--- start of Task inputs ---

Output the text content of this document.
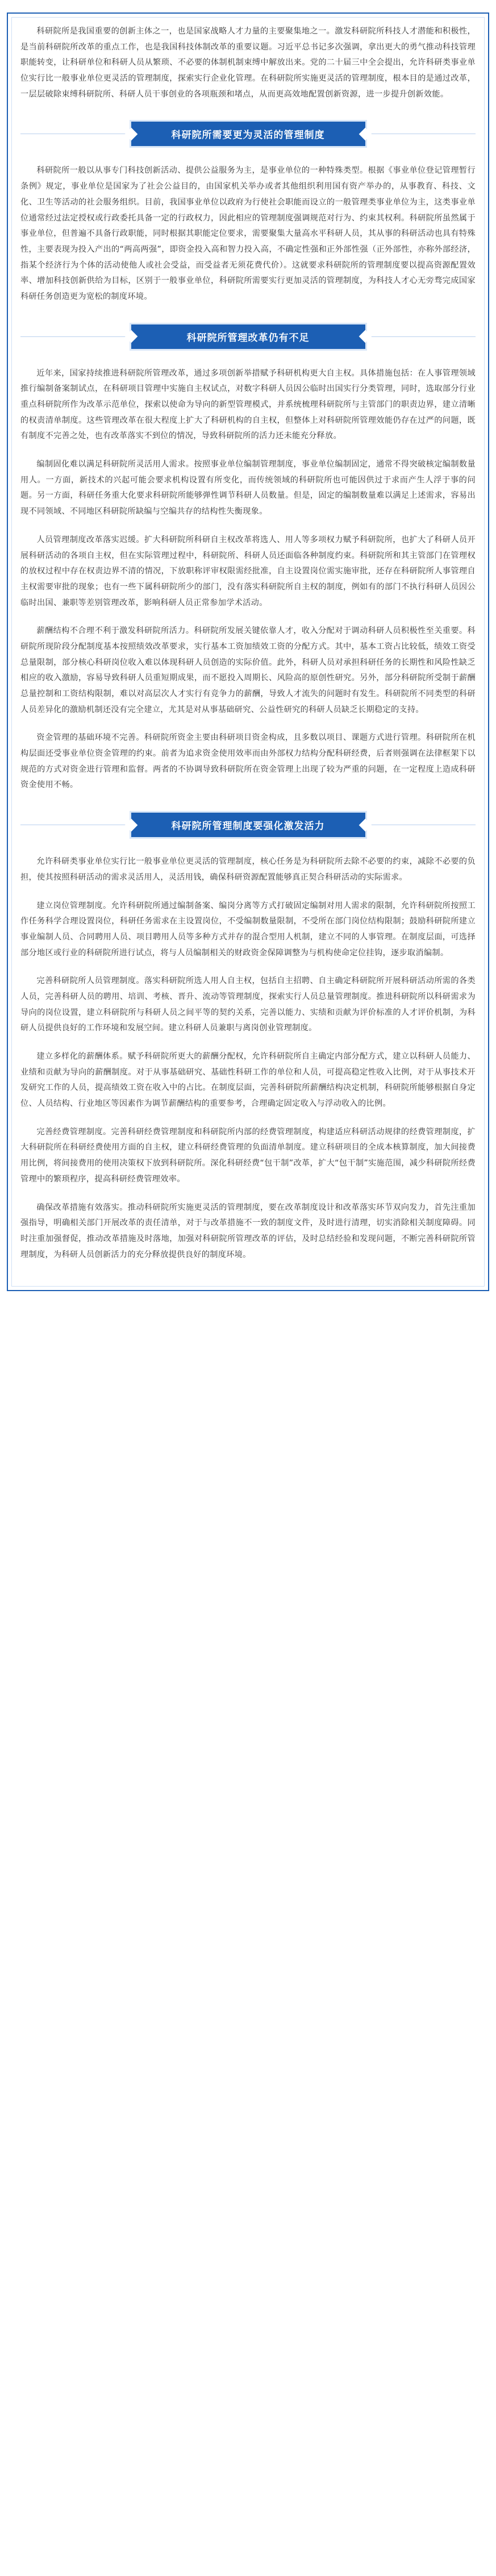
科研院所是我国重要的创新主体之一，也是国家战略人才力量的主要聚集地之一。激发科研院所科技人才潜能和积极性，是当前科研院所改革的重点工作，也是我国科技体制改革的重要议题。习近平总书记多次强调，拿出更大的勇气推动科技管理职能转变，让科研单位和科研人员从繁琐、不必要的体制机制束缚中解放出来。党的二十届三中全会提出，允许科研类事业单位实行比一般事业单位更灵活的管理制度，探索实行企业化管理。在科研院所实施更灵活的管理制度，根本目的是通过改革，一层层破除束缚科研院所、科研人员干事创业的各项瓶颈和堵点，从而更高效地配置创新资源，进一步提升创新效能。

科研院所需要更为灵活的管理制度

科研院所一般以从事专门科技创新活动、提供公益服务为主，是事业单位的一种特殊类型。根据《事业单位登记管理暂行条例》规定，事业单位是国家为了社会公益目的，由国家机关举办或者其他组织利用国有资产举办的，从事教育、科技、文化、卫生等活动的社会服务组织。目前，我国事业单位以政府为行使社会职能而设立的一般管理类事业单位为主，这类事业单位通常经过法定授权或行政委托具备一定的行政权力，因此相应的管理制度强调规范对行为、约束其权利。科研院所虽然属于事业单位，但普遍不具备行政职能，同时根据其职能定位要求，需要聚集大量高水平科研人员，其从事的科研活动也具有特殊性，主要表现为投入产出的“两高两强”，即资金投入高和智力投入高，不确定性强和正外部性强（正外部性，亦称外部经济，指某个经济行为个体的活动使他人或社会受益，而受益者无须花费代价）。这就要求科研院所的管理制度要以提高资源配置效率、增加科技创新供给为目标，区别于一般事业单位，科研院所需要实行更加灵活的管理制度，为科技人才心无旁骛完成国家科研任务创造更为宽松的制度环境。

科研院所管理改革仍有不足

近年来，国家持续推进科研院所管理改革，通过多项创新举措赋予科研机构更大自主权。具体措施包括：在人事管理领域推行编制备案制试点，在科研项目管理中实施自主权试点，对数字科研人员因公临时出国实行分类管理，同时，选取部分行业重点科研院所作为改革示范单位，探索以使命为导向的新型管理模式，并系统梳理科研院所与主管部门的职责边界，建立清晰的权责清单制度。这些管理改革在很大程度上扩大了科研机构的自主权，但整体上对科研院所管理效能仍存在过严的问题，既有制度不完善之处，也有改革落实不到位的情况，导致科研院所的活力还未能充分释放。

编制固化难以满足科研院所灵活用人需求。按照事业单位编制管理制度，事业单位编制固定，通常不得突破核定编制数量用人。一方面，新技术的兴起可能会要求机构设置有所变化，而传统领域的科研院所也可能因供过于求而产生人浮于事的问题。另一方面，科研任务重大化要求科研院所能够弹性调节科研人员数量。但是，固定的编制数量难以满足上述需求，容易出现不同领域、不同地区科研院所缺编与空编共存的结构性失衡现象。

人员管理制度改革落实迟缓。扩大科研院所科研自主权改革将选人、用人等多项权力赋予科研院所，也扩大了科研人员开展科研活动的各项自主权，但在实际管理过程中，科研院所、科研人员还面临各种制度约束。科研院所和其主管部门在管理权的放权过程中存在权责边界不清的情况，下放职称评审权限需经批准，自主设置岗位需实施审批，还存在科研院所人事管理自主权需要审批的现象；也有一些下属科研院所少的部门，没有落实科研院所自主权的制度，例如有的部门不执行科研人员因公临时出国、兼职等差别管理改革，影响科研人员正常参加学术活动。

薪酬结构不合理不利于激发科研院所活力。科研院所发展关键依靠人才，收入分配对于调动科研人员积极性至关重要。科研院所现阶段分配制度基本按照绩效改革要求，实行基本工资加绩效工资的分配方式。其中，基本工资占比较低，绩效工资受总量限制，部分核心科研岗位收入难以体现科研人员创造的实际价值。此外，科研人员对承担科研任务的长期性和风险性缺乏相应的收入激励，容易导致科研人员重短期成果，而不愿投入周期长、风险高的原创性研究。另外，部分科研院所受制于薪酬总量控制和工资结构限制，难以对高层次人才实行有竞争力的薪酬，导致人才流失的问题时有发生。科研院所不同类型的科研人员差异化的激励机制还没有完全建立，尤其是对从事基础研究、公益性研究的科研人员缺乏长期稳定的支持。

资金管理的基础环境不完善。科研院所资金主要由科研项目资金构成，且多数以项目、课题方式进行管理。科研院所在机构层面还受事业单位资金管理的约束。前者为追求资金使用效率而由外部权力结构分配科研经费，后者则强调在法律框架下以规范的方式对资金进行管理和监督。两者的不协调导致科研院所在资金管理上出现了较为严重的问题，在一定程度上造成科研资金使用不畅。

科研院所管理制度要强化激发活力

允许科研类事业单位实行比一般事业单位更灵活的管理制度，核心任务是为科研院所去除不必要的约束，减除不必要的负担，使其按照科研活动的需求灵活用人，灵活用钱，确保科研资源配置能够真正契合科研活动的实际需求。

建立岗位管理制度。允许科研院所通过编制备案、编岗分离等方式打破固定编制对用人需求的限制，允许科研院所按照工作任务科学合理设置岗位，科研任务需求在主设置岗位，不受编制数量限制，不受所在部门岗位结构限制；鼓励科研院所建立事业编制人员、合同聘用人员、项目聘用人员等多种方式并存的混合型用人机制，建立不同的人事管理。在制度层面，可选择部分地区或行业的科研院所进行试点，将与人员编制相关的财政资金保障调整为与机构使命定位挂钩，逐步取消编制。

完善科研院所人员管理制度。落实科研院所选人用人自主权，包括自主招聘、自主确定科研院所开展科研活动所需的各类人员，完善科研人员的聘用、培训、考核、晋升、流动等管理制度，探索实行人员总量管理制度。推进科研院所以科研需求为导向的岗位设置，建立科研院所与科研人员之间平等的契约关系，完善以能力、实绩和贡献为评价标准的人才评价机制，为科研人员提供良好的工作环境和发展空间。建立科研人员兼职与离岗创业管理制度。

建立多样化的薪酬体系。赋予科研院所更大的薪酬分配权，允许科研院所自主确定内部分配方式，建立以科研人员能力、业绩和贡献为导向的薪酬制度。对于从事基础研究、基础性科研工作的单位和人员，可提高稳定性收入比例，对于从事技术开发研究工作的人员，提高绩效工资在收入中的占比。在制度层面，完善科研院所薪酬结构决定机制，科研院所能够根据自身定位、人员结构、行业地区等因素作为调节薪酬结构的重要参考，合理确定固定收入与浮动收入的比例。

完善经费管理制度。完善科研经费管理制度和科研院所内部的经费管理制度，构建适应科研活动规律的经费管理制度，扩大科研院所在科研经费使用方面的自主权，建立科研经费管理的负面清单制度。建立科研项目的全成本核算制度，加大间接费用比例，将间接费用的使用决策权下放到科研院所。深化科研经费“包干制”改革，扩大“包干制”实施范围，减少科研院所经费管理中的繁琐程序，提高科研经费管理效率。

确保改革措施有效落实。推动科研院所实施更灵活的管理制度，要在改革制度设计和改革落实环节双向发力，首先注重加强指导，明确相关部门开展改革的责任清单，对于与改革措施不一致的制度文件，及时进行清理，切实消除相关制度障碍。同时注重加强督促，推动改革措施及时落地，加强对科研院所管理改革的评估，及时总结经验和发现问题，不断完善科研院所管理制度，为科研人员创新活力的充分释放提供良好的制度环境。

--- end of Task inputs ---

**Exercise objective**. Find the word "在制度层面" in the data and copy out each line where it turns up.

**Task output**.
建立岗位管理制度。允许科研院所通过编制备案、编岗分离等方式打破固定编制对用人需求的限制，允许科研院所按照工作任务科学合理设置岗位，科研任务需求在主设置岗位，不受编制数量限制，不受所在部门岗位结构限制；鼓励科研院所建立事业编制人员、合同聘用人员、项目聘用人员等多种方式并存的混合型用人机制，建立不同的人事管理。在制度层面，可选择部分地区或行业的科研院所进行试点，将与人员编制相关的财政资金保障调整为与机构使命定位挂钩，逐步取消编制。
建立多样化的薪酬体系。赋予科研院所更大的薪酬分配权，允许科研院所自主确定内部分配方式，建立以科研人员能力、业绩和贡献为导向的薪酬制度。对于从事基础研究、基础性科研工作的单位和人员，可提高稳定性收入比例，对于从事技术开发研究工作的人员，提高绩效工资在收入中的占比。在制度层面，完善科研院所薪酬结构决定机制，科研院所能够根据自身定位、人员结构、行业地区等因素作为调节薪酬结构的重要参考，合理确定固定收入与浮动收入的比例。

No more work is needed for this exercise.